### [Exercise aim]
Review the listing and copy each line that holds the word "семейный".

☆ ☆ ☆ ☆

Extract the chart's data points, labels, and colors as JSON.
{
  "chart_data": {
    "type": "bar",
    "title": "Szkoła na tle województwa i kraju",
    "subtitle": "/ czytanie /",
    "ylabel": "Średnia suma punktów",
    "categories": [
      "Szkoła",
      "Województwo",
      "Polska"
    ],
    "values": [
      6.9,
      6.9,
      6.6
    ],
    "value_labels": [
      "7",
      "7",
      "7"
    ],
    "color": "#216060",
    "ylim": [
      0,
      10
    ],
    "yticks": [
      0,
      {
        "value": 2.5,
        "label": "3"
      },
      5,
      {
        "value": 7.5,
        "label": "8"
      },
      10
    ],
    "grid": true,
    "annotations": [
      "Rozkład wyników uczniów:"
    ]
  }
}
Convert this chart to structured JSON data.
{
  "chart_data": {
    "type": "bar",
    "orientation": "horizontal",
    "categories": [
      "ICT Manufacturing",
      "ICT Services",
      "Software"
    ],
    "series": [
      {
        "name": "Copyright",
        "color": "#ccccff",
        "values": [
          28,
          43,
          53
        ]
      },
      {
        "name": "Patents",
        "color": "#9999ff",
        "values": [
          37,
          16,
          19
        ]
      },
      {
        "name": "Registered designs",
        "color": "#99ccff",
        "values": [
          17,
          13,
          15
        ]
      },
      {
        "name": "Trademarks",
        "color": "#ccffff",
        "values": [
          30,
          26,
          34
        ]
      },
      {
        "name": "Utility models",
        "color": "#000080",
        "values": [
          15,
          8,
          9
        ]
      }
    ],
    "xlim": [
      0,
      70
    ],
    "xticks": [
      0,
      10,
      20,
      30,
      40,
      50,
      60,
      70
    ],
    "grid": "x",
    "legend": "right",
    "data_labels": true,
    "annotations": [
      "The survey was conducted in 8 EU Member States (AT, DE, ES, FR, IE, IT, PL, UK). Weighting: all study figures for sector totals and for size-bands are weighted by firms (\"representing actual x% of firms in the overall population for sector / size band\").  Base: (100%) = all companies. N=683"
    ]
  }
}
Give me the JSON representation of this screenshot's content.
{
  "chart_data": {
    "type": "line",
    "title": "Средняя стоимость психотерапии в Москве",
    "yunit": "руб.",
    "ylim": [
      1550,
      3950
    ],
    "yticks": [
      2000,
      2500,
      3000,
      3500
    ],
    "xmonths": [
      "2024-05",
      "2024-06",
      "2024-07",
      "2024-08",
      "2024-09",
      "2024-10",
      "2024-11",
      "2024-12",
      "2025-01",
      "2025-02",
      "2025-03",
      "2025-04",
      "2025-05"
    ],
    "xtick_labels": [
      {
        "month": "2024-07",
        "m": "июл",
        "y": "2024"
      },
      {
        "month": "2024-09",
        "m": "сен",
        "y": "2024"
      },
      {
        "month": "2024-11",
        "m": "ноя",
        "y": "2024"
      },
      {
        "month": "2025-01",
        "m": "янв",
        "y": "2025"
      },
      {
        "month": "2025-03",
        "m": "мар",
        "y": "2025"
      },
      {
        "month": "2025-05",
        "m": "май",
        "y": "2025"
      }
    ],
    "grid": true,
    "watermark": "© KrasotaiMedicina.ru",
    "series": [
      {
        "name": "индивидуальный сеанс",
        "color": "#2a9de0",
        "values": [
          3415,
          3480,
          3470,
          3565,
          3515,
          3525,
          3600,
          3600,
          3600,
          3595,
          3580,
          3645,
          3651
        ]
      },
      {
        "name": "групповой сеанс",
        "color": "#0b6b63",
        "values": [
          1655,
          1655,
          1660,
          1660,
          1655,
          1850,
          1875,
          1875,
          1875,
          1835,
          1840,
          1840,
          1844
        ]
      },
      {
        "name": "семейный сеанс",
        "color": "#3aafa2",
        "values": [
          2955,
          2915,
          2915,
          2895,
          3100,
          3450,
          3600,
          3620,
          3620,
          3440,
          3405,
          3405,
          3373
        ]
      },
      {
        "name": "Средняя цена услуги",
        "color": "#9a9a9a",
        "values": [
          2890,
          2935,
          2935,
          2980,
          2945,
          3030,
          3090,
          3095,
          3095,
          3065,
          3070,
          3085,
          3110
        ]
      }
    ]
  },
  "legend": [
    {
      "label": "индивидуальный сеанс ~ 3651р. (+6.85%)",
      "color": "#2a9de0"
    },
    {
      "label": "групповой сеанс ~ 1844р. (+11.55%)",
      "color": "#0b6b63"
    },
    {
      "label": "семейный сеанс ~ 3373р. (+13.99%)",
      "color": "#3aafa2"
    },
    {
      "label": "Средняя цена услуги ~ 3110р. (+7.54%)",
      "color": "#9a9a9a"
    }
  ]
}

☆ ☆ ☆ ☆

### [The completed task]
        "name": "семейный сеанс",
      "label": "семейный сеанс ~ 3373р. (+13.99%)",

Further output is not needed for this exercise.